- Raw data

*****

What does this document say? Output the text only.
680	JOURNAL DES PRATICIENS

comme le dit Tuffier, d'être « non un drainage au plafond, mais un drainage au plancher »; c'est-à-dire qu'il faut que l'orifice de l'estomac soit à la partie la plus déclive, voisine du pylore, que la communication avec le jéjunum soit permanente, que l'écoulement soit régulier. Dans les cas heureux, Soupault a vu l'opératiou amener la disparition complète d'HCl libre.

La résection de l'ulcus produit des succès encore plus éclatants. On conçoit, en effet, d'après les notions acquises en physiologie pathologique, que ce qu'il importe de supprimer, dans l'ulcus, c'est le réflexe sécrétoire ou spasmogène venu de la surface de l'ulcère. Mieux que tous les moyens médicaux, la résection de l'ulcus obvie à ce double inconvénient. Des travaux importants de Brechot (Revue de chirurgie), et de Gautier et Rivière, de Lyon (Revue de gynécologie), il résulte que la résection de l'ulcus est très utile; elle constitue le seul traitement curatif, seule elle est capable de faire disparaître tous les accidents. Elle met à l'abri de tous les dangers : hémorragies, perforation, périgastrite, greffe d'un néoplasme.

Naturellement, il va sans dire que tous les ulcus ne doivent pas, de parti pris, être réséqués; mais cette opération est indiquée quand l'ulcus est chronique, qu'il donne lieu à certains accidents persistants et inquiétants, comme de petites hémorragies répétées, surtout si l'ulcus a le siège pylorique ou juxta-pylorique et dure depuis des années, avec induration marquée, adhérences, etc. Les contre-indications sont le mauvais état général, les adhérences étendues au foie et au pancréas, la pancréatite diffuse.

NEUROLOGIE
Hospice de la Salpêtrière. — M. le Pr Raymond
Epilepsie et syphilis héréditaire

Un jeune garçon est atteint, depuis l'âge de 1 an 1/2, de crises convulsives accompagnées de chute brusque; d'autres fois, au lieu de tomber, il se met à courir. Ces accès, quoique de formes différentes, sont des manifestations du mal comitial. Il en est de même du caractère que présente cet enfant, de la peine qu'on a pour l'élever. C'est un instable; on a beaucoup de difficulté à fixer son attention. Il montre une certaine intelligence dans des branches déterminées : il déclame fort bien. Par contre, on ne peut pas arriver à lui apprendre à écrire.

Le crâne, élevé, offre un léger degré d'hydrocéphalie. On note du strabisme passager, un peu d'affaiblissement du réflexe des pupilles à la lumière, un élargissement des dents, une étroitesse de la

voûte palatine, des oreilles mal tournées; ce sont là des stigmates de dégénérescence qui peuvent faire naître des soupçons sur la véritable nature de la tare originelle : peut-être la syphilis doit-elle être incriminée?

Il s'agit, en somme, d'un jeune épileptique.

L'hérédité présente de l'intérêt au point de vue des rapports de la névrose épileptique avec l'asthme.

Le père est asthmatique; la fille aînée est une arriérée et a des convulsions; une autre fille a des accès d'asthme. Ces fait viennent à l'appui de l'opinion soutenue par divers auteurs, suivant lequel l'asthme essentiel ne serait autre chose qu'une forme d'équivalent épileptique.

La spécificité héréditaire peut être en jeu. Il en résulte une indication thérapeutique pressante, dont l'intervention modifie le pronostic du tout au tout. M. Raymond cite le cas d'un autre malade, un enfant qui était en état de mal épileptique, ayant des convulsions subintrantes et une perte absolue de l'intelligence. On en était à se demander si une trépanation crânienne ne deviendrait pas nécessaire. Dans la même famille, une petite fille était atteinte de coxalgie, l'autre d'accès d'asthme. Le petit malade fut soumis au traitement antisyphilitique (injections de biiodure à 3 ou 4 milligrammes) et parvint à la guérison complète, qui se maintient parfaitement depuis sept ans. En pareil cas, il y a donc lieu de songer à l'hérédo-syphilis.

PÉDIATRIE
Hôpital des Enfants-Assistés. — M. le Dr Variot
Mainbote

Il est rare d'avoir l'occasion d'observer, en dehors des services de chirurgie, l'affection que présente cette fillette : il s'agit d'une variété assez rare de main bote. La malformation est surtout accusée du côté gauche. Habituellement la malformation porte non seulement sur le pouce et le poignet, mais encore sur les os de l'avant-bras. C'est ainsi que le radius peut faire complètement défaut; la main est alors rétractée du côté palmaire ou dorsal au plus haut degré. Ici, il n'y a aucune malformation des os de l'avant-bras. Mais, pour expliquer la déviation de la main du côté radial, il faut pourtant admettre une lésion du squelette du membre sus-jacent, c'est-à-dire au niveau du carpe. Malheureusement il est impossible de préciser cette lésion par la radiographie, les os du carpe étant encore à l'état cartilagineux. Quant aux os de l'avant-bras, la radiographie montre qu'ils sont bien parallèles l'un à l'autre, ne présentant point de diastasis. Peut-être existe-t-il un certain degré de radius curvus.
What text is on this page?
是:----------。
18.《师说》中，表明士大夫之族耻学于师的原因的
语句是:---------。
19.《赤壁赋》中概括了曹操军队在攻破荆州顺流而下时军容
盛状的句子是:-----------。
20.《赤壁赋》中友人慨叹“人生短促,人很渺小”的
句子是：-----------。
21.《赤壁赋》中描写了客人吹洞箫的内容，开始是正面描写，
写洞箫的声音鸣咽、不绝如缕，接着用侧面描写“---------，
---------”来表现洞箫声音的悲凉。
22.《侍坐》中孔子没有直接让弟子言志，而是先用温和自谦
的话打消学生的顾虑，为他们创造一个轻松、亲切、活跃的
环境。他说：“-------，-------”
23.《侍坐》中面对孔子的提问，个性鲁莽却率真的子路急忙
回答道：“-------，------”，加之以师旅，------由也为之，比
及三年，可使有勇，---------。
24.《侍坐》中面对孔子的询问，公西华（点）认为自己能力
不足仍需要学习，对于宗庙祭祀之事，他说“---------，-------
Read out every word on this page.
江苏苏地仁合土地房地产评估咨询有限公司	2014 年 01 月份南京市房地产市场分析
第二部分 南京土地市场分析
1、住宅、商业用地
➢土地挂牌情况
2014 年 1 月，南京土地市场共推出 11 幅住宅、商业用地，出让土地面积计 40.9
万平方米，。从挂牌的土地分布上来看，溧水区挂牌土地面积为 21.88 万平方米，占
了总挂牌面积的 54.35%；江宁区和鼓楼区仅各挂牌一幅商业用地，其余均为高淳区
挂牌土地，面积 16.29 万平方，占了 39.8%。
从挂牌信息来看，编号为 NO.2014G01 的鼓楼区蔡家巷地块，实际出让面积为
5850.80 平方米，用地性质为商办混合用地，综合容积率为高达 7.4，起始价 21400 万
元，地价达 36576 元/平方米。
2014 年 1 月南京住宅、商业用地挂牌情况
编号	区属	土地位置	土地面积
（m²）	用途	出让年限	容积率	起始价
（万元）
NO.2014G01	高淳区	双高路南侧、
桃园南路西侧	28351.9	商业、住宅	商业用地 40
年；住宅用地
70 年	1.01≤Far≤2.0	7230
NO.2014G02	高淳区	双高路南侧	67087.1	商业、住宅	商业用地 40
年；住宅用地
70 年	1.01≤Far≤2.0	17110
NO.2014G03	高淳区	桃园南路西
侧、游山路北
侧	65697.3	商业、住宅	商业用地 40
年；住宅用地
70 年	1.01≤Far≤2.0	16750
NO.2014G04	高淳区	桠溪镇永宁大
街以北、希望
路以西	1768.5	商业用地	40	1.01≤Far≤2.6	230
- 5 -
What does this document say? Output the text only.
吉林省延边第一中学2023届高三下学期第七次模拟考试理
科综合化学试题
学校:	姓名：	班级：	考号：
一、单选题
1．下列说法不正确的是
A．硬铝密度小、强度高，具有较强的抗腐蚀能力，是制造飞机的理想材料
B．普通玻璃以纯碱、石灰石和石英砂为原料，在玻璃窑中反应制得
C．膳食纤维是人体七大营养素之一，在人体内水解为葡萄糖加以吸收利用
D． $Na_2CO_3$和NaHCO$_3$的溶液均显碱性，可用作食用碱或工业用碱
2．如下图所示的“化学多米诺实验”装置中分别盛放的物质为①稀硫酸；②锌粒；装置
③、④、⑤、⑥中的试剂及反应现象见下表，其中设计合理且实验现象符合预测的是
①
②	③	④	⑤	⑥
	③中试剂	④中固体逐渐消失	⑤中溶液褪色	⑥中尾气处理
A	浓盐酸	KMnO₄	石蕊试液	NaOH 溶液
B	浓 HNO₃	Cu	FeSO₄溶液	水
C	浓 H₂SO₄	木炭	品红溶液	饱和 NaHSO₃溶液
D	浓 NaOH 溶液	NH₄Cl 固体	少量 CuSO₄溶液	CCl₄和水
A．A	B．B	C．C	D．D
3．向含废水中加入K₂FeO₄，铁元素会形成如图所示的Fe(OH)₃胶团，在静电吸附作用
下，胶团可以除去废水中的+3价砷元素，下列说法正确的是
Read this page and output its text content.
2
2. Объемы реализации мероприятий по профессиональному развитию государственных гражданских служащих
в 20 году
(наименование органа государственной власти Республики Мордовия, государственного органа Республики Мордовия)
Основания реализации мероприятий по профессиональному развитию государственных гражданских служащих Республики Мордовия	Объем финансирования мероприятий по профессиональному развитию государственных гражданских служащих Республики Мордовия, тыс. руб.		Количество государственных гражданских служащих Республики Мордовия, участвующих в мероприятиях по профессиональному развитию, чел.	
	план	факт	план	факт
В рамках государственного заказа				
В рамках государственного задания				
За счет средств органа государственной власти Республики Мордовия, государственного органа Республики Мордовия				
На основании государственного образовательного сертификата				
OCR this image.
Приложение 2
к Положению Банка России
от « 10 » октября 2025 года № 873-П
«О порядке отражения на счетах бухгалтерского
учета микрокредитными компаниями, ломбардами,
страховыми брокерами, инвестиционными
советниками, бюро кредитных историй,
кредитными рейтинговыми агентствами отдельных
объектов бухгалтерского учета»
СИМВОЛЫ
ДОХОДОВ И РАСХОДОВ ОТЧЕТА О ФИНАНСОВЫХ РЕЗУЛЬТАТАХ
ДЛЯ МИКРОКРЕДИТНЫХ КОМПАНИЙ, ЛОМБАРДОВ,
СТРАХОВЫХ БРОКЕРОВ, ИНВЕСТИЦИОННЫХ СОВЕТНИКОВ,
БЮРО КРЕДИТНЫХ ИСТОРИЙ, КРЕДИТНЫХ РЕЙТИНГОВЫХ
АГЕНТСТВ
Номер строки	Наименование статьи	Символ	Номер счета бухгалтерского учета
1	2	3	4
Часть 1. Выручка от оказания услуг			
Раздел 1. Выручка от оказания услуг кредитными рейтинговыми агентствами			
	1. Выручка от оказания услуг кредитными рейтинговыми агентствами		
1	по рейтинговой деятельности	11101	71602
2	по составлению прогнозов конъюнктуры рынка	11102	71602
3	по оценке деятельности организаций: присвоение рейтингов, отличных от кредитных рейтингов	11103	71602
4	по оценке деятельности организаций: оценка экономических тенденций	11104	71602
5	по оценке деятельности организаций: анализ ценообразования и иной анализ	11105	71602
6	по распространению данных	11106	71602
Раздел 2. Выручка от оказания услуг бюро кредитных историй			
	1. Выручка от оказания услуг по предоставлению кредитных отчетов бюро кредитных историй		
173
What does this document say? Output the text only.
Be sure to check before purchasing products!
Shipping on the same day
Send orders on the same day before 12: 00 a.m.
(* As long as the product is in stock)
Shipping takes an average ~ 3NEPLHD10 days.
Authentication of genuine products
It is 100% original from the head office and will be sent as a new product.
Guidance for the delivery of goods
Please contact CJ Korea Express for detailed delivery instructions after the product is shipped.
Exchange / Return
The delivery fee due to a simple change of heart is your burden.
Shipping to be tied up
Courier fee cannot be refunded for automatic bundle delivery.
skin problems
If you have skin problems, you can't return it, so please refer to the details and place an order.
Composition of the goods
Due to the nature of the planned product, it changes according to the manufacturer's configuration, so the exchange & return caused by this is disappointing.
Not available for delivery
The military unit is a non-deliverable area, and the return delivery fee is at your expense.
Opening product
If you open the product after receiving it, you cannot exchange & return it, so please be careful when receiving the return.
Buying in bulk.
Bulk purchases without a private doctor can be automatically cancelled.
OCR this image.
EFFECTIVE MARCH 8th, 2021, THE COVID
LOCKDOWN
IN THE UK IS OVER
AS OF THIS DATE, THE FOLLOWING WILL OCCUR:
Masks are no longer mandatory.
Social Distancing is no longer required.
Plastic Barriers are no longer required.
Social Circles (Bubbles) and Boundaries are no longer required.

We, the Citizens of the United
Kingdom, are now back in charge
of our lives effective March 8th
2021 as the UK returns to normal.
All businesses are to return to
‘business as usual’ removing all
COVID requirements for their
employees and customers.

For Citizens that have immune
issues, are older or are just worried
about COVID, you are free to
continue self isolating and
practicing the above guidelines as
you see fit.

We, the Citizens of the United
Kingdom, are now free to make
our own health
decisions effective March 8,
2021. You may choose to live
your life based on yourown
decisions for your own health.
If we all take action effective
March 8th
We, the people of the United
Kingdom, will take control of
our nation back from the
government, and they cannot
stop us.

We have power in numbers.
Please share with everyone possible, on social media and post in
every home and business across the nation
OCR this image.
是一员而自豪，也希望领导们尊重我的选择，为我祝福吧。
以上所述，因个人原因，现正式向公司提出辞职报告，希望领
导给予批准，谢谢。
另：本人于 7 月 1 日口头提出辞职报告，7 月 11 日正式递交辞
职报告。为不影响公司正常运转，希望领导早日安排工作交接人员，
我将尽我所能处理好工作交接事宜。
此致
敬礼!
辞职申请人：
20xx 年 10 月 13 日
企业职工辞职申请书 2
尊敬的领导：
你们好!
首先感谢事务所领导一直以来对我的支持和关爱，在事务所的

*****

- Written request
Pick out the lines above containing the word "Kingdom", then copy them.

- Correct response
Kingdom, are now back in charge
Kingdom, are now free to make
Kingdom, will take control of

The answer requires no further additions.